**What needs to be done:** Give back all the data exactly, line by line.

* BEGIN Material supplied *

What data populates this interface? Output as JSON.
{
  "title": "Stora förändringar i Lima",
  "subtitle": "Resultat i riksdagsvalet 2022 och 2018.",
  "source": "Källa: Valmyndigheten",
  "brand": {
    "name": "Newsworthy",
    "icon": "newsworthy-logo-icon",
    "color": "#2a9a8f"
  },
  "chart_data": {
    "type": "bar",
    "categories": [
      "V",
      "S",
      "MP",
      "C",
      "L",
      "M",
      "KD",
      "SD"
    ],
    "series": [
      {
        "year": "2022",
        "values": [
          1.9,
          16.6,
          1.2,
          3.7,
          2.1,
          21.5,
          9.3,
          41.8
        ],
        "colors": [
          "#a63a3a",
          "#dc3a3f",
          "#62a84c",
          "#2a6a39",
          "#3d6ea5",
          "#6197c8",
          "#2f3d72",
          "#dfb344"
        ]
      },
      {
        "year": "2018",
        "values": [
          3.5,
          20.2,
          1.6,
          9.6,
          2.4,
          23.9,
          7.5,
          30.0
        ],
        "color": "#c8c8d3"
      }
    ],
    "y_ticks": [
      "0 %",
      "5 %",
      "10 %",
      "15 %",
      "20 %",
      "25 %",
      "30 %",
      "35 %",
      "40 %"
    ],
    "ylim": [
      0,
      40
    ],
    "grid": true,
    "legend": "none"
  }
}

* END Material supplied *

**Complete output:**
What data populates this interface? Output as JSON.
{
  "title": "Stora förändringar i Lima",
  "subtitle": "Resultat i riksdagsvalet 2022 och 2018.",
  "source": "Källa: Valmyndigheten",
  "brand": {
    "name": "Newsworthy",
    "icon": "newsworthy-logo-icon",
    "color": "#2a9a8f"
  },
  "chart_data": {
    "type": "bar",
    "categories": [
      "V",
      "S",
      "MP",
      "C",
      "L",
      "M",
      "KD",
      "SD"
    ],
    "series": [
      {
        "year": "2022",
        "values": [
          1.9,
          16.6,
          1.2,
          3.7,
          2.1,
          21.5,
          9.3,
          41.8
        ],
        "colors": [
          "#a63a3a",
          "#dc3a3f",
          "#62a84c",
          "#2a6a39",
          "#3d6ea5",
          "#6197c8",
          "#2f3d72",
          "#dfb344"
        ]
      },
      {
        "year": "2018",
        "values": [
          3.5,
          20.2,
          1.6,
          9.6,
          2.4,
          23.9,
          7.5,
          30.0
        ],
        "color": "#c8c8d3"
      }
    ],
    "y_ticks": [
      "0 %",
      "5 %",
      "10 %",
      "15 %",
      "20 %",
      "25 %",
      "30 %",
      "35 %",
      "40 %"
    ],
    "ylim": [
      0,
      40
    ],
    "grid": true,
    "legend": "none"
  }
}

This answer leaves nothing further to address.